▶ Text to read:
--

Now this propitiation with God, this deliverance from sin, this salvation from eternal misery, had to be effected through the bodily sufferings of Jesus, by the shedding of his sacred blood, and through his actual death upon the cross. This is another article of the Christian faith; hence St. Paul says: "Whereas you were some time alienated, and enemies in mind in evil work, yet now he, Jesus, hath reconciled in the body of his flesh through death to present you holy and unspotted and blameless before him." (Col. 1:21-22) "Jesus loved us (St. John says) and washed us from our sins, in his blood." (Apoc. 1:5) "He himself bore our sins in his body,... by whose stripes you were healed." (1 Peter 2:24) Devout reader, fix well your attention upon these words of divine inspiration. Consider the end of our Savior's Incarnation. This was fully to atone for all the sins of mankind. Now the means and instrument which our Lord adopted and used for the perfect attainment of this sublime end, was the assumption of a real human body and true created human soul, in order that he might suffer and die, and through his sufferings and death satisfy divine justice for our sin, and thus redeem and save mankind. "He himself bore our sins in his body,... by whose stripes you were healed."

It is evident to any ordinary intelligence, and besides daily experience shows, that the more refined the human body, or any member or organ of it is, the more keenly sensitive it becomes to every kind of physical pain. Therefore, out of respect for the wisdom and earnest sincerity of our divine Lord and Savior, we must conclude that the body assumed by him in his Incarnation must have been exceedingly refined and consequently most keenly sensitive to all kinds of suffering..

2. From these premises we learn another mystery. It is this: Jesus Christ, who styles himself the Son of Man, was the only child ever born upon earth for suffering. Suffering is the effect of sin; hence, as man was not and could not be created for sin, so he could not be created for suffering. Man, on the contrary, was created and intended by God for happiness both in time and eternity. It was the curse of sin that brought upon guilty man both suffering and death. Now, because the eternal Son of God became man to atone for the sins of mankind, therefore the immediate object of his Incarnation was to suffer and die a victim of charity for our redemption and salvation. Hence the admirable adaptation of his bodily constitution to the most exquisite sensibility in every kind of physical pain. And, in fact, if we who were not originally created nor intended by God for sufferings, feel them so keenly, we should from our own experience judge how incomparably more acute every kind of pain must have been to our divine Lord, who, by the wisdom and justice of God, was in his human nature created and destined as a victim of immolation upon the altar of suffering and death. This will appear more evident if we proceed to make two additional reflections: one in relation to his sacred body, the other about his most holy soul.

--

▶ Data shown:
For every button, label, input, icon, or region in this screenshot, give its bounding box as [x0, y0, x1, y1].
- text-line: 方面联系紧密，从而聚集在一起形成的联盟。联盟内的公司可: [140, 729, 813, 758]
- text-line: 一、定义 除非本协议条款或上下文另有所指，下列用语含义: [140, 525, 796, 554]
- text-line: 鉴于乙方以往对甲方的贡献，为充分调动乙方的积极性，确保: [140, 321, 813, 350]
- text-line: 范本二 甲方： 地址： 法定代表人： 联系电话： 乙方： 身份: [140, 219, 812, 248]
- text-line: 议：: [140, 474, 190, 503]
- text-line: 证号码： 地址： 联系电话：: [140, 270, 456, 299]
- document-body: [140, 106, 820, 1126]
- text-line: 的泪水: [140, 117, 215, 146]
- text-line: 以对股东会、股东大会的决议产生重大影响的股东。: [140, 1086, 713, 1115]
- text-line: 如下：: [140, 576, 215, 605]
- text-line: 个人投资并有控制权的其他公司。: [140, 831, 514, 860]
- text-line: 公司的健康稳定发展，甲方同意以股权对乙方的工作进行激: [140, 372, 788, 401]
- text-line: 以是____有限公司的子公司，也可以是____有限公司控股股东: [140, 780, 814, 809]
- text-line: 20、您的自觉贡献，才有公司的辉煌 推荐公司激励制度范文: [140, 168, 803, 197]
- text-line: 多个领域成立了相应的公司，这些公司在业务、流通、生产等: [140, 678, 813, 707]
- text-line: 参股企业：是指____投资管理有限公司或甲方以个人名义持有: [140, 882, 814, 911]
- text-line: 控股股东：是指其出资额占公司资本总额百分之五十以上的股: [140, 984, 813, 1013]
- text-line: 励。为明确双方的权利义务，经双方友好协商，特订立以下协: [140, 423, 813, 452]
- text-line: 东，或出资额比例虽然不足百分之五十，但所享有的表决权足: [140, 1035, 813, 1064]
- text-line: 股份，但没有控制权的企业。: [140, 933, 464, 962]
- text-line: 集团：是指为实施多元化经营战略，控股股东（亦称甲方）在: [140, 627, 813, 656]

--

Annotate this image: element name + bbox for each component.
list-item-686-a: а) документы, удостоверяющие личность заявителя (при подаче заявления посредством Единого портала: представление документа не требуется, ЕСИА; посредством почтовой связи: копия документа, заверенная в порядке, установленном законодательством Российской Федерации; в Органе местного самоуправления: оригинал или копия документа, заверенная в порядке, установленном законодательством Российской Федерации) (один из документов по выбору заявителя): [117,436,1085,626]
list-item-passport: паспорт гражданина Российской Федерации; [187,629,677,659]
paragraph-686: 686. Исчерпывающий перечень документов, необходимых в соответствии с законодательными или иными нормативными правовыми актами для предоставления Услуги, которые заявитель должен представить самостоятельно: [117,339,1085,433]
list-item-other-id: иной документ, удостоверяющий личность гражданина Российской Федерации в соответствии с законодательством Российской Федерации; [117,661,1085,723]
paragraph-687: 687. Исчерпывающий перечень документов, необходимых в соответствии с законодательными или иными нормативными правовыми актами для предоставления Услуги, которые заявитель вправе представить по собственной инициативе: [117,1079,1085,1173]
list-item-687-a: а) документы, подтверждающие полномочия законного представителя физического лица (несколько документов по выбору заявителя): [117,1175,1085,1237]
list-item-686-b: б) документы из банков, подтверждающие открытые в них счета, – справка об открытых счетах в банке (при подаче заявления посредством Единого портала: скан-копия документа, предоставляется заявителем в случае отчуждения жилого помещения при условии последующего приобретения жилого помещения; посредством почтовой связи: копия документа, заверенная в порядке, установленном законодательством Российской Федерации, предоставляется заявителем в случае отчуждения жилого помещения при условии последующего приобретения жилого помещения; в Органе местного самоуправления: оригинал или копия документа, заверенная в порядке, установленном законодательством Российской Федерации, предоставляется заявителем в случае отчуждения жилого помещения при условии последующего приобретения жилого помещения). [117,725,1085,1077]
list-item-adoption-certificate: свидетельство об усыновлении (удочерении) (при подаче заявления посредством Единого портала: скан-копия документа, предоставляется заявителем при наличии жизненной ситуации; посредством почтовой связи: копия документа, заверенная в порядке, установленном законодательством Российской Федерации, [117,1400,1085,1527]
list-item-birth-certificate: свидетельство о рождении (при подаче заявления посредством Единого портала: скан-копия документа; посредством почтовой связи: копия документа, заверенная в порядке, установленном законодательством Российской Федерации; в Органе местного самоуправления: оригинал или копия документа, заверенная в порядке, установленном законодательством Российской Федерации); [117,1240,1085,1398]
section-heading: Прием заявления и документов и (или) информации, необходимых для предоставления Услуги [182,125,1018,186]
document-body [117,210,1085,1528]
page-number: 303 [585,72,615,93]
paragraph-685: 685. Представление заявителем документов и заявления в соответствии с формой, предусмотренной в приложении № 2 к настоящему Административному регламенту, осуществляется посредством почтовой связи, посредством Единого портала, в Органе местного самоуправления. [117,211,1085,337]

--

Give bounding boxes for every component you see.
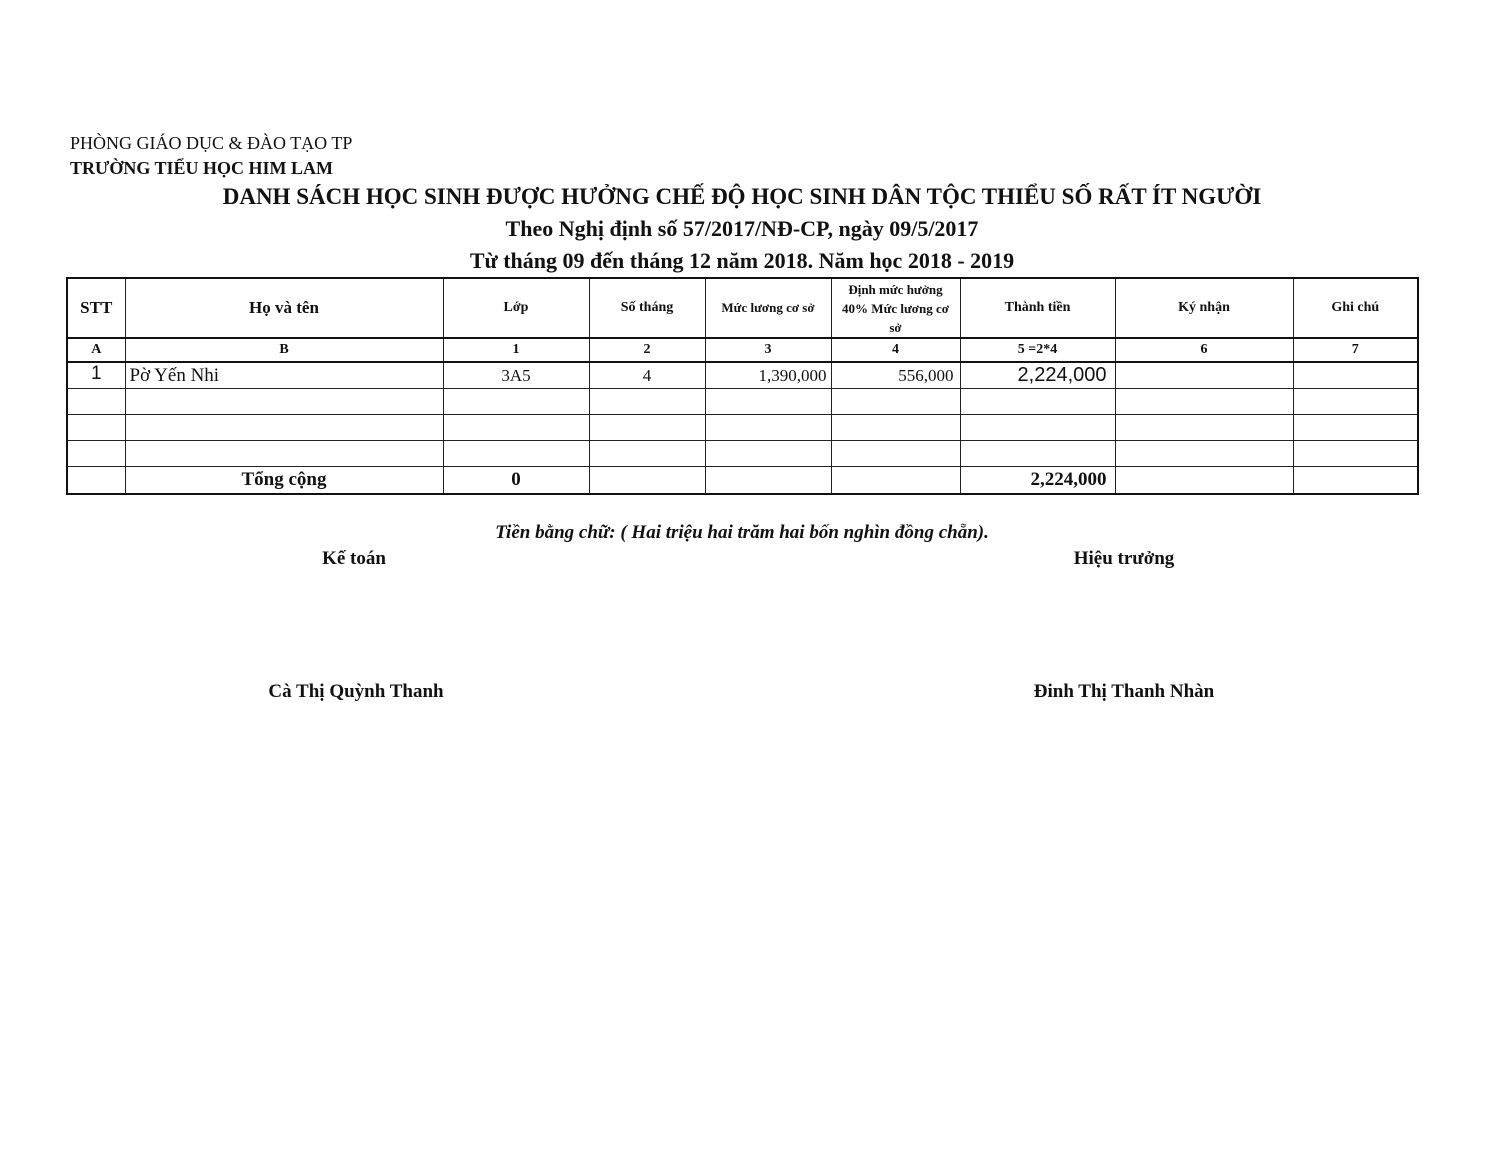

--

▶ Task list:
(1) In the passage on the sufferings of Jesus, what was man created and intended by God for?
(2) List every scripture reference cited in the passage on the sufferings of Jesus.
(3) Render this sentence from the passage on the sufferings of Jesus into Spanish: "Suffering is the effect of sin; hence, as man was not and could not be created for sin, so he could not be created for suffering."

▶ Exercise results:
(1) Happiness both in time and eternity.

(2)
Col. 1:21-22
Apoc. 1:5
1 Peter 2:24

(3) El sufrimiento es efecto del pecado; por tanto, así como el hombre no fue ni pudo ser creado para el pecado, tampoco pudo ser creado para el sufrimiento.